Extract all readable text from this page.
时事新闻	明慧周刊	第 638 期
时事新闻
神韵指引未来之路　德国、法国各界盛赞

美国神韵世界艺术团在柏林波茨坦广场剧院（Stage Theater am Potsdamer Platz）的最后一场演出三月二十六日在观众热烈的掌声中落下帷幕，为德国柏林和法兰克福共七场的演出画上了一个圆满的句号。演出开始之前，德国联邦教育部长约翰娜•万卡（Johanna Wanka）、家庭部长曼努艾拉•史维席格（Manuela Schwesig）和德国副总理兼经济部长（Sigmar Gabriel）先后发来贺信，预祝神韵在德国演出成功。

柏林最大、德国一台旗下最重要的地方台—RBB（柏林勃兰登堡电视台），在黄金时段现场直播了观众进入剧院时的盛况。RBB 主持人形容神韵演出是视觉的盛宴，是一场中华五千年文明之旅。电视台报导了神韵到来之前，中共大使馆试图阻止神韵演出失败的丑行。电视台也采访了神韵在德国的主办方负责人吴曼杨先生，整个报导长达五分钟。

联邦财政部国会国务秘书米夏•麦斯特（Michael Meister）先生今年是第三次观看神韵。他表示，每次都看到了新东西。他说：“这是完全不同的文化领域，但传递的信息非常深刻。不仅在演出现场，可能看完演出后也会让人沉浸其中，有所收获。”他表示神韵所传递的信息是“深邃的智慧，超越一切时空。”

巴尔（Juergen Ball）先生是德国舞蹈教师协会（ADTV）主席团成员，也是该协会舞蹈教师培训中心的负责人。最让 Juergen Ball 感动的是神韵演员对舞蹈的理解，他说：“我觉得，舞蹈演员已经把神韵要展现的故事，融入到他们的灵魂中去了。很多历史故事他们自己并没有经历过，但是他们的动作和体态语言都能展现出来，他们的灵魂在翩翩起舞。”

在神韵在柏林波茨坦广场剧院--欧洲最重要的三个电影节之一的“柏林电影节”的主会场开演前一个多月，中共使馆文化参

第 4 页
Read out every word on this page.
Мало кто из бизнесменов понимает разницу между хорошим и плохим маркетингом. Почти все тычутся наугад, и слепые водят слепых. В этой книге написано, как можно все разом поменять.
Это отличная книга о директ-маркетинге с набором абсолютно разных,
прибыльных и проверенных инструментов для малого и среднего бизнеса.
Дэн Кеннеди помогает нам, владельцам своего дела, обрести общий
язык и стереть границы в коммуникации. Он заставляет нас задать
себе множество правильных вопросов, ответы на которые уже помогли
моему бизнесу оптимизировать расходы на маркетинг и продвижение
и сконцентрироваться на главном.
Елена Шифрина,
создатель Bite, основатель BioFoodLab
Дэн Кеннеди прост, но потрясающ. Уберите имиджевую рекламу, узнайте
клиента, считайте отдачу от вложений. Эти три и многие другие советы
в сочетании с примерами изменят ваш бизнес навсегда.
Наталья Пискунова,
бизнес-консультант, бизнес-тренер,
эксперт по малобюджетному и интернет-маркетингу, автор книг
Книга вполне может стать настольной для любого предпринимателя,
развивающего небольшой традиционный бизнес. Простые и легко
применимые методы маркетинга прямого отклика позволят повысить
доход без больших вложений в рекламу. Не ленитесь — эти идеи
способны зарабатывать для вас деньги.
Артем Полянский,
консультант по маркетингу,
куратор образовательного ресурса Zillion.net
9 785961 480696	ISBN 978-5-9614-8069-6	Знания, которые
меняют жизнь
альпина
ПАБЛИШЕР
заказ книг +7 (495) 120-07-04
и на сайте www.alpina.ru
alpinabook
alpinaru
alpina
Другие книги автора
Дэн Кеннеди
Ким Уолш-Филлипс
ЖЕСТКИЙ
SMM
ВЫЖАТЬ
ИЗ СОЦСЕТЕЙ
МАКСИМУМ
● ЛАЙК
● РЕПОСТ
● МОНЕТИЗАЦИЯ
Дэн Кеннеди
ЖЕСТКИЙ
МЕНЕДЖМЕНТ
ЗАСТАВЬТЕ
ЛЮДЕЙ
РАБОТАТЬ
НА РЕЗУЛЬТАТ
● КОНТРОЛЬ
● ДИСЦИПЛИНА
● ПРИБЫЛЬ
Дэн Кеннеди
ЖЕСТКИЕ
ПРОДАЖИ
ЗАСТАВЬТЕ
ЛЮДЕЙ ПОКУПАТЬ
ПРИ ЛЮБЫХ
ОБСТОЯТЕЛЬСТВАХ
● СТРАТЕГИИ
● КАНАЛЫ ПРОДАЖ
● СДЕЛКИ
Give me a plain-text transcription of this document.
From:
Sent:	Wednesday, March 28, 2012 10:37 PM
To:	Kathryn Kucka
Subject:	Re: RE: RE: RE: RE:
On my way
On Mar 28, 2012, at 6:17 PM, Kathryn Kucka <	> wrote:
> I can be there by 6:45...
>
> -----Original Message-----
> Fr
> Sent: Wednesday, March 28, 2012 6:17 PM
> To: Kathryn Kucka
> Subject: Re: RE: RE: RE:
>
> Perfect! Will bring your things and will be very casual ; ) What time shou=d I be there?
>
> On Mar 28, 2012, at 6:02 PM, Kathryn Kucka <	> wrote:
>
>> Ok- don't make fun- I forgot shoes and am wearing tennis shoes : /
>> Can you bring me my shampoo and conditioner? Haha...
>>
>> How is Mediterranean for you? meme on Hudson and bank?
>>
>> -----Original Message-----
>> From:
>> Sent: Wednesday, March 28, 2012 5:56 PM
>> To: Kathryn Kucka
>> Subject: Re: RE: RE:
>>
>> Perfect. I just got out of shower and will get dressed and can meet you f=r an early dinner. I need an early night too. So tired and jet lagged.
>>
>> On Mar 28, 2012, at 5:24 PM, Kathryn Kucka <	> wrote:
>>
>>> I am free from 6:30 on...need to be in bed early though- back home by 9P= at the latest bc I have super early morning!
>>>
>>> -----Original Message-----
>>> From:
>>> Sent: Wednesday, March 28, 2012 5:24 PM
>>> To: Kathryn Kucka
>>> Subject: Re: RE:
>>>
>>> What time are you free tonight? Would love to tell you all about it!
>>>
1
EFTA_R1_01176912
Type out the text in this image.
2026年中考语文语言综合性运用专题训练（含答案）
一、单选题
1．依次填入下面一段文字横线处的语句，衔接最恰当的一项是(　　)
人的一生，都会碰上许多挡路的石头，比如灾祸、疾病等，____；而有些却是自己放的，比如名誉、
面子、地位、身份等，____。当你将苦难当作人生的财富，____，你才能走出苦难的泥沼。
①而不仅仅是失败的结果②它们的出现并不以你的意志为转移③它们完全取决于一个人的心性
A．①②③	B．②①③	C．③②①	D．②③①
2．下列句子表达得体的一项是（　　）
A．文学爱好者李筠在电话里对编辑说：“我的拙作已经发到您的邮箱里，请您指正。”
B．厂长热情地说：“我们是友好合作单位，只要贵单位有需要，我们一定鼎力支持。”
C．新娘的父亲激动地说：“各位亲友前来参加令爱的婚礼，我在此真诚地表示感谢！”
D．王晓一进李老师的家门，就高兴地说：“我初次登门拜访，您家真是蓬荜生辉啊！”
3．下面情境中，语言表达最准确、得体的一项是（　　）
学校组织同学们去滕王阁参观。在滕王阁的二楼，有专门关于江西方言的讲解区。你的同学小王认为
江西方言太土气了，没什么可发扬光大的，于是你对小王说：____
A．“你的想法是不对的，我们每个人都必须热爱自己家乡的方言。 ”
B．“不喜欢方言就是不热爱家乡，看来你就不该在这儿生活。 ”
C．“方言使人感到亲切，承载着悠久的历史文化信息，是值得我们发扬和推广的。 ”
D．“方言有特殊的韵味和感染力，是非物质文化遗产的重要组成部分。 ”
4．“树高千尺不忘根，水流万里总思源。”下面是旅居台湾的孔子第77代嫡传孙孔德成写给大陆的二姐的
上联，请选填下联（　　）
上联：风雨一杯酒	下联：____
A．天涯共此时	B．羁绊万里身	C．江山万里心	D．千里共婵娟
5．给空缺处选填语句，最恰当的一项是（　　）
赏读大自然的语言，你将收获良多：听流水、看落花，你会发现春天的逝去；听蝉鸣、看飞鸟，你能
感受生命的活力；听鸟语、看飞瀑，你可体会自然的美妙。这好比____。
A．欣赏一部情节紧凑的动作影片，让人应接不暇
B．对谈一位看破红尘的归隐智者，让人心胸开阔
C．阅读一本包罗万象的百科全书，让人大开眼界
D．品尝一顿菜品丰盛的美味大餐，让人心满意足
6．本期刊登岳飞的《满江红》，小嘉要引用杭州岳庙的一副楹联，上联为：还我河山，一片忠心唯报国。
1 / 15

_REQUIRED TASK_: Filter the records for lines holding the string "консультант". Copy each one.

_ANSWER TO THE PROBLEM_:
бизнес-консультант, бизнес-тренер,
консультант по маркетингу,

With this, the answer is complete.